* **AIM OF THE EXERCISE**: Show all lines holding "leader".

— BEGIN STORED RECORDS —

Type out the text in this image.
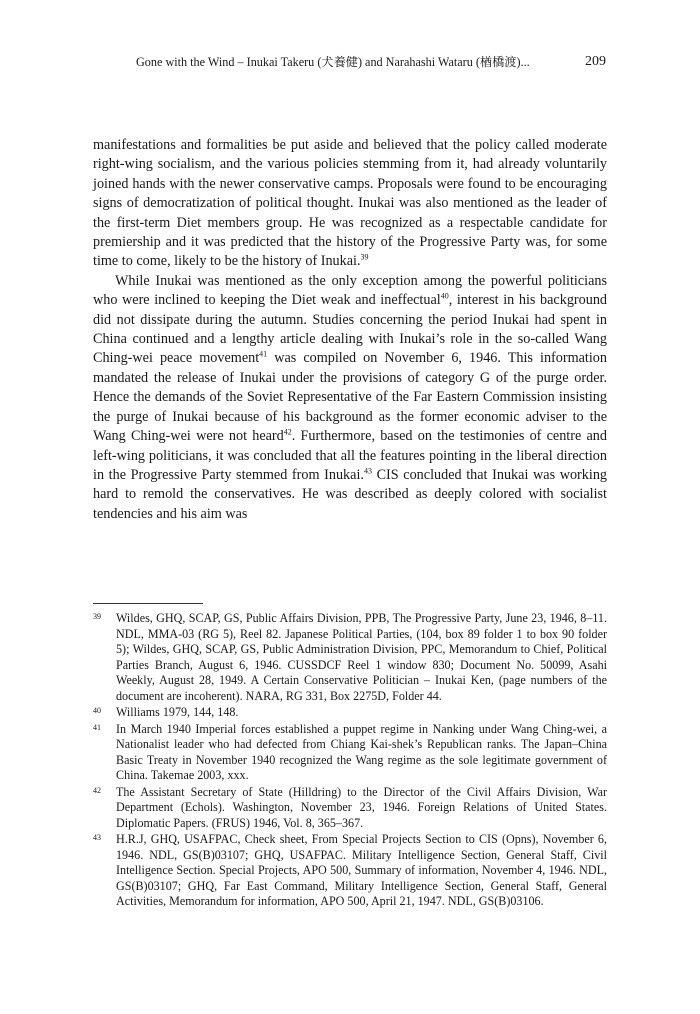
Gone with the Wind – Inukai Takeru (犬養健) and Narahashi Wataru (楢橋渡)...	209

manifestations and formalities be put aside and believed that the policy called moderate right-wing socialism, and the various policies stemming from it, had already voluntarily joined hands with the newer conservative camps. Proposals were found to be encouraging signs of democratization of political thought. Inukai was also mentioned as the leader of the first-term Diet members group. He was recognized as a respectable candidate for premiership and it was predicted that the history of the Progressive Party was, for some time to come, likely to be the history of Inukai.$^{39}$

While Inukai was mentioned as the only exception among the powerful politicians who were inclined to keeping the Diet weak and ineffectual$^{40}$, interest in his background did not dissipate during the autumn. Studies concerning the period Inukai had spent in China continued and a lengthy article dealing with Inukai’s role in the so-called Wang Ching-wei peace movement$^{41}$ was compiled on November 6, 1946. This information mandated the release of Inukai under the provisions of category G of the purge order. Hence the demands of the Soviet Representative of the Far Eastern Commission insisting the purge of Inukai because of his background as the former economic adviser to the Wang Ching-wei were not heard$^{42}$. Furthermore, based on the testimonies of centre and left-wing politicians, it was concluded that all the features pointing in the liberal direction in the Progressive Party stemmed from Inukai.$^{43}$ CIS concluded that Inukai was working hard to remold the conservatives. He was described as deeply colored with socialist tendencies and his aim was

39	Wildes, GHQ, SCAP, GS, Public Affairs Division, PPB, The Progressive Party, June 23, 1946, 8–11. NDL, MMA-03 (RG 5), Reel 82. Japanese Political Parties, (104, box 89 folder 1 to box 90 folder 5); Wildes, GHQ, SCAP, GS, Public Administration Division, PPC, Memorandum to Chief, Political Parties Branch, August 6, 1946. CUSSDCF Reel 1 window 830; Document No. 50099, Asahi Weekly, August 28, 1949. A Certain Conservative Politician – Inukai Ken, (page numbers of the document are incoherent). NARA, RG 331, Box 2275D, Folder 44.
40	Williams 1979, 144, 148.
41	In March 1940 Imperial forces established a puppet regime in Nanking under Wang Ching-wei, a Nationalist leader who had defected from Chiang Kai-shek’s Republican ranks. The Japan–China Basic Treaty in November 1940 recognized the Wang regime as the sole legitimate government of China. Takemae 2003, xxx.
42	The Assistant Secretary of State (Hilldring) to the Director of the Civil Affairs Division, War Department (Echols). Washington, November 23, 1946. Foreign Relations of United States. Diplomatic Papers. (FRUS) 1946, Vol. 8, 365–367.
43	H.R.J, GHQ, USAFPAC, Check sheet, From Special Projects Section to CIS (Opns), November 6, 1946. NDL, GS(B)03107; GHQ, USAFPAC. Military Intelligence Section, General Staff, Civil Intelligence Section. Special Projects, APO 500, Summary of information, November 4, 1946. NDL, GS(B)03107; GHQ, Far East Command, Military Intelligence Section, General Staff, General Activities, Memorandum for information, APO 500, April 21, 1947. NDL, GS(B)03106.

— END STORED RECORDS —

* **WRITTEN ANSWER**:
manifestations and formalities be put aside and believed that the policy called moderate right-wing socialism, and the various policies stemming from it, had already voluntarily joined hands with the newer conservative camps. Proposals were found to be encouraging signs of democratization of political thought. Inukai was also mentioned as the leader of the first-term Diet members group. He was recognized as a respectable candidate for premiership and it was predicted that the history of the Progressive Party was, for some time to come, likely to be the history of Inukai.$^{39}$
41	In March 1940 Imperial forces established a puppet regime in Nanking under Wang Ching-wei, a Nationalist leader who had defected from Chiang Kai-shek’s Republican ranks. The Japan–China Basic Treaty in November 1940 recognized the Wang regime as the sole legitimate government of China. Takemae 2003, xxx.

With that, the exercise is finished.